==== Records for this exercise ====

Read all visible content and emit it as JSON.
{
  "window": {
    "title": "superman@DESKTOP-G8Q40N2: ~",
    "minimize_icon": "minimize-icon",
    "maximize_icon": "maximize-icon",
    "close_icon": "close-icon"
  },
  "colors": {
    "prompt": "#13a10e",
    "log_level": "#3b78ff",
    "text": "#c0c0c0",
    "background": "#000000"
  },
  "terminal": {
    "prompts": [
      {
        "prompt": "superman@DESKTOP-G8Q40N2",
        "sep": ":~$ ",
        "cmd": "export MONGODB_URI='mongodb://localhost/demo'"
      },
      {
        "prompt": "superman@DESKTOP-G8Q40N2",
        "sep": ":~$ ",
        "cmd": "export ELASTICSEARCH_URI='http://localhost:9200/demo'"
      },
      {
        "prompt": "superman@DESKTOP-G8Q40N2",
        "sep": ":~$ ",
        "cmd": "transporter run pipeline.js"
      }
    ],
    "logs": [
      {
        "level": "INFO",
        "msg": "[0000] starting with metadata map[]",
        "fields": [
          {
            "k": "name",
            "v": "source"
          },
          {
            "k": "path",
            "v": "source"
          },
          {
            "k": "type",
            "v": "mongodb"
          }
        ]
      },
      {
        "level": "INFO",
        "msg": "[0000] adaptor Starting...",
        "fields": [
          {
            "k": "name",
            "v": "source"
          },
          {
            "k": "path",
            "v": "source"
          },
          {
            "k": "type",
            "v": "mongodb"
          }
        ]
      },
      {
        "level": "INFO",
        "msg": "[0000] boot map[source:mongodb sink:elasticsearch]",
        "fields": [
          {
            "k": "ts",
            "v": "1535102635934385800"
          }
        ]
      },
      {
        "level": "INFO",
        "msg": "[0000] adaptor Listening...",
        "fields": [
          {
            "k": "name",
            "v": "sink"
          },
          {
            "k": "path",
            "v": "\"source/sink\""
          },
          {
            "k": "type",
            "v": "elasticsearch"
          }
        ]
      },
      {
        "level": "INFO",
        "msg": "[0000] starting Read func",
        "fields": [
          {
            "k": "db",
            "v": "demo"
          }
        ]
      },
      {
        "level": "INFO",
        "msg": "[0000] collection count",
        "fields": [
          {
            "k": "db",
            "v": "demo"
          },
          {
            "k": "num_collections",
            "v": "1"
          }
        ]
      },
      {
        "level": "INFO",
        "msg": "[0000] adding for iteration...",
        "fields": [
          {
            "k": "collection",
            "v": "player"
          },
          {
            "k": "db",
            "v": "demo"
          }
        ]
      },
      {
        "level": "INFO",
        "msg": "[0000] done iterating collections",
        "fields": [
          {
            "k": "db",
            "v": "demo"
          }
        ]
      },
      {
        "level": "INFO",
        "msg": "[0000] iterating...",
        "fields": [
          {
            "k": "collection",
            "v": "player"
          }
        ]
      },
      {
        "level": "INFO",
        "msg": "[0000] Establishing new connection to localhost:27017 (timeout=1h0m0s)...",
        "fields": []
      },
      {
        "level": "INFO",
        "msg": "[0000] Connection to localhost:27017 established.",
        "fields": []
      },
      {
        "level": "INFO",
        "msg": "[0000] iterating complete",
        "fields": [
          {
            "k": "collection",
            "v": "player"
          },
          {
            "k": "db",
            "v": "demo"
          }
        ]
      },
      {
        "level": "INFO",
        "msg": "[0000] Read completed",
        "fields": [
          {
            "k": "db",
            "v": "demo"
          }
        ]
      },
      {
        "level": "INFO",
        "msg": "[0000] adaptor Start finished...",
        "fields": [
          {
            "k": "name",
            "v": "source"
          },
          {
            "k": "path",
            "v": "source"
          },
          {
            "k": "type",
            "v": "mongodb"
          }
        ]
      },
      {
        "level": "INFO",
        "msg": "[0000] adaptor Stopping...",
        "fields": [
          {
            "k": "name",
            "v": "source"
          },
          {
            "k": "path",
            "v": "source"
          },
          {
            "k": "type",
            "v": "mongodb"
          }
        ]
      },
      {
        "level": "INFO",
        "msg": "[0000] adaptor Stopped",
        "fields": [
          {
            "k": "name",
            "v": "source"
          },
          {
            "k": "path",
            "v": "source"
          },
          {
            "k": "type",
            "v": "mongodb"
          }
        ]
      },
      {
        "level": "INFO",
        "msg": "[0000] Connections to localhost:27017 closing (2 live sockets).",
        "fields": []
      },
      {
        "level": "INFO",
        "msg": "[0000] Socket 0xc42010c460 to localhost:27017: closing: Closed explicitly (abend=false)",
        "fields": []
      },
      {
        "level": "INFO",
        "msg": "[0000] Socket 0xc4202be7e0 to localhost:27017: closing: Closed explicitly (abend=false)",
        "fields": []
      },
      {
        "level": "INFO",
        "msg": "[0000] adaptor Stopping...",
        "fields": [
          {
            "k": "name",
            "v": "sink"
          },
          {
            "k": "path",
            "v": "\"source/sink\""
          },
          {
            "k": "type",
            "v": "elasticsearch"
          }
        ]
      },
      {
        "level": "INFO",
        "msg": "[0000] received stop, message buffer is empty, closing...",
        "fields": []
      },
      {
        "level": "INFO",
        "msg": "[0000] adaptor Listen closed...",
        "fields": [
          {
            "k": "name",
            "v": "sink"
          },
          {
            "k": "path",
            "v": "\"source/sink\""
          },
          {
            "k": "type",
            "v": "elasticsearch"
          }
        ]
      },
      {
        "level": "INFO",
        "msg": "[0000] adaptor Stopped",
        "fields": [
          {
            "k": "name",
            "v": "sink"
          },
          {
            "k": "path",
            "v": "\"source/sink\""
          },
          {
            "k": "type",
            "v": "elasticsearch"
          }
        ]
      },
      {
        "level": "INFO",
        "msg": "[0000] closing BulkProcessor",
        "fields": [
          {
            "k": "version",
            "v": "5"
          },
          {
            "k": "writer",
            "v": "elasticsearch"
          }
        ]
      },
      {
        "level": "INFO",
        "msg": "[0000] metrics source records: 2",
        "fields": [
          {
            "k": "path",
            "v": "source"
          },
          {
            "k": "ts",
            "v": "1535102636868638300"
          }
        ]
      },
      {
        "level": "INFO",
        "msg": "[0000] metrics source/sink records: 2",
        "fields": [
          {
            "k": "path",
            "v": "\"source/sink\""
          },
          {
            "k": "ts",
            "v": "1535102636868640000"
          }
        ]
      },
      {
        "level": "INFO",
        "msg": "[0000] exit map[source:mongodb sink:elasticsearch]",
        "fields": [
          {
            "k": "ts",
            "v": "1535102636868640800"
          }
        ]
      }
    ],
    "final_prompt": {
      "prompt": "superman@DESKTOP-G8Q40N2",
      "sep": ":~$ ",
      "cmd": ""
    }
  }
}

====

__What you should do__.
Repeat all the entries exactly as given.

__Written solution__.
Read all visible content and emit it as JSON.
{
  "window": {
    "title": "superman@DESKTOP-G8Q40N2: ~",
    "minimize_icon": "minimize-icon",
    "maximize_icon": "maximize-icon",
    "close_icon": "close-icon"
  },
  "colors": {
    "prompt": "#13a10e",
    "log_level": "#3b78ff",
    "text": "#c0c0c0",
    "background": "#000000"
  },
  "terminal": {
    "prompts": [
      {
        "prompt": "superman@DESKTOP-G8Q40N2",
        "sep": ":~$ ",
        "cmd": "export MONGODB_URI='mongodb://localhost/demo'"
      },
      {
        "prompt": "superman@DESKTOP-G8Q40N2",
        "sep": ":~$ ",
        "cmd": "export ELASTICSEARCH_URI='http://localhost:9200/demo'"
      },
      {
        "prompt": "superman@DESKTOP-G8Q40N2",
        "sep": ":~$ ",
        "cmd": "transporter run pipeline.js"
      }
    ],
    "logs": [
      {
        "level": "INFO",
        "msg": "[0000] starting with metadata map[]",
        "fields": [
          {
            "k": "name",
            "v": "source"
          },
          {
            "k": "path",
            "v": "source"
          },
          {
            "k": "type",
            "v": "mongodb"
          }
        ]
      },
      {
        "level": "INFO",
        "msg": "[0000] adaptor Starting...",
        "fields": [
          {
            "k": "name",
            "v": "source"
          },
          {
            "k": "path",
            "v": "source"
          },
          {
            "k": "type",
            "v": "mongodb"
          }
        ]
      },
      {
        "level": "INFO",
        "msg": "[0000] boot map[source:mongodb sink:elasticsearch]",
        "fields": [
          {
            "k": "ts",
            "v": "1535102635934385800"
          }
        ]
      },
      {
        "level": "INFO",
        "msg": "[0000] adaptor Listening...",
        "fields": [
          {
            "k": "name",
            "v": "sink"
          },
          {
            "k": "path",
            "v": "\"source/sink\""
          },
          {
            "k": "type",
            "v": "elasticsearch"
          }
        ]
      },
      {
        "level": "INFO",
        "msg": "[0000] starting Read func",
        "fields": [
          {
            "k": "db",
            "v": "demo"
          }
        ]
      },
      {
        "level": "INFO",
        "msg": "[0000] collection count",
        "fields": [
          {
            "k": "db",
            "v": "demo"
          },
          {
            "k": "num_collections",
            "v": "1"
          }
        ]
      },
      {
        "level": "INFO",
        "msg": "[0000] adding for iteration...",
        "fields": [
          {
            "k": "collection",
            "v": "player"
          },
          {
            "k": "db",
            "v": "demo"
          }
        ]
      },
      {
        "level": "INFO",
        "msg": "[0000] done iterating collections",
        "fields": [
          {
            "k": "db",
            "v": "demo"
          }
        ]
      },
      {
        "level": "INFO",
        "msg": "[0000] iterating...",
        "fields": [
          {
            "k": "collection",
            "v": "player"
          }
        ]
      },
      {
        "level": "INFO",
        "msg": "[0000] Establishing new connection to localhost:27017 (timeout=1h0m0s)...",
        "fields": []
      },
      {
        "level": "INFO",
        "msg": "[0000] Connection to localhost:27017 established.",
        "fields": []
      },
      {
        "level": "INFO",
        "msg": "[0000] iterating complete",
        "fields": [
          {
            "k": "collection",
            "v": "player"
          },
          {
            "k": "db",
            "v": "demo"
          }
        ]
      },
      {
        "level": "INFO",
        "msg": "[0000] Read completed",
        "fields": [
          {
            "k": "db",
            "v": "demo"
          }
        ]
      },
      {
        "level": "INFO",
        "msg": "[0000] adaptor Start finished...",
        "fields": [
          {
            "k": "name",
            "v": "source"
          },
          {
            "k": "path",
            "v": "source"
          },
          {
            "k": "type",
            "v": "mongodb"
          }
        ]
      },
      {
        "level": "INFO",
        "msg": "[0000] adaptor Stopping...",
        "fields": [
          {
            "k": "name",
            "v": "source"
          },
          {
            "k": "path",
            "v": "source"
          },
          {
            "k": "type",
            "v": "mongodb"
          }
        ]
      },
      {
        "level": "INFO",
        "msg": "[0000] adaptor Stopped",
        "fields": [
          {
            "k": "name",
            "v": "source"
          },
          {
            "k": "path",
            "v": "source"
          },
          {
            "k": "type",
            "v": "mongodb"
          }
        ]
      },
      {
        "level": "INFO",
        "msg": "[0000] Connections to localhost:27017 closing (2 live sockets).",
        "fields": []
      },
      {
        "level": "INFO",
        "msg": "[0000] Socket 0xc42010c460 to localhost:27017: closing: Closed explicitly (abend=false)",
        "fields": []
      },
      {
        "level": "INFO",
        "msg": "[0000] Socket 0xc4202be7e0 to localhost:27017: closing: Closed explicitly (abend=false)",
        "fields": []
      },
      {
        "level": "INFO",
        "msg": "[0000] adaptor Stopping...",
        "fields": [
          {
            "k": "name",
            "v": "sink"
          },
          {
            "k": "path",
            "v": "\"source/sink\""
          },
          {
            "k": "type",
            "v": "elasticsearch"
          }
        ]
      },
      {
        "level": "INFO",
        "msg": "[0000] received stop, message buffer is empty, closing...",
        "fields": []
      },
      {
        "level": "INFO",
        "msg": "[0000] adaptor Listen closed...",
        "fields": [
          {
            "k": "name",
            "v": "sink"
          },
          {
            "k": "path",
            "v": "\"source/sink\""
          },
          {
            "k": "type",
            "v": "elasticsearch"
          }
        ]
      },
      {
        "level": "INFO",
        "msg": "[0000] adaptor Stopped",
        "fields": [
          {
            "k": "name",
            "v": "sink"
          },
          {
            "k": "path",
            "v": "\"source/sink\""
          },
          {
            "k": "type",
            "v": "elasticsearch"
          }
        ]
      },
      {
        "level": "INFO",
        "msg": "[0000] closing BulkProcessor",
        "fields": [
          {
            "k": "version",
            "v": "5"
          },
          {
            "k": "writer",
            "v": "elasticsearch"
          }
        ]
      },
      {
        "level": "INFO",
        "msg": "[0000] metrics source records: 2",
        "fields": [
          {
            "k": "path",
            "v": "source"
          },
          {
            "k": "ts",
            "v": "1535102636868638300"
          }
        ]
      },
      {
        "level": "INFO",
        "msg": "[0000] metrics source/sink records: 2",
        "fields": [
          {
            "k": "path",
            "v": "\"source/sink\""
          },
          {
            "k": "ts",
            "v": "1535102636868640000"
          }
        ]
      },
      {
        "level": "INFO",
        "msg": "[0000] exit map[source:mongodb sink:elasticsearch]",
        "fields": [
          {
            "k": "ts",
            "v": "1535102636868640800"
          }
        ]
      }
    ],
    "final_prompt": {
      "prompt": "superman@DESKTOP-G8Q40N2",
      "sep": ":~$ ",
      "cmd": ""
    }
  }
}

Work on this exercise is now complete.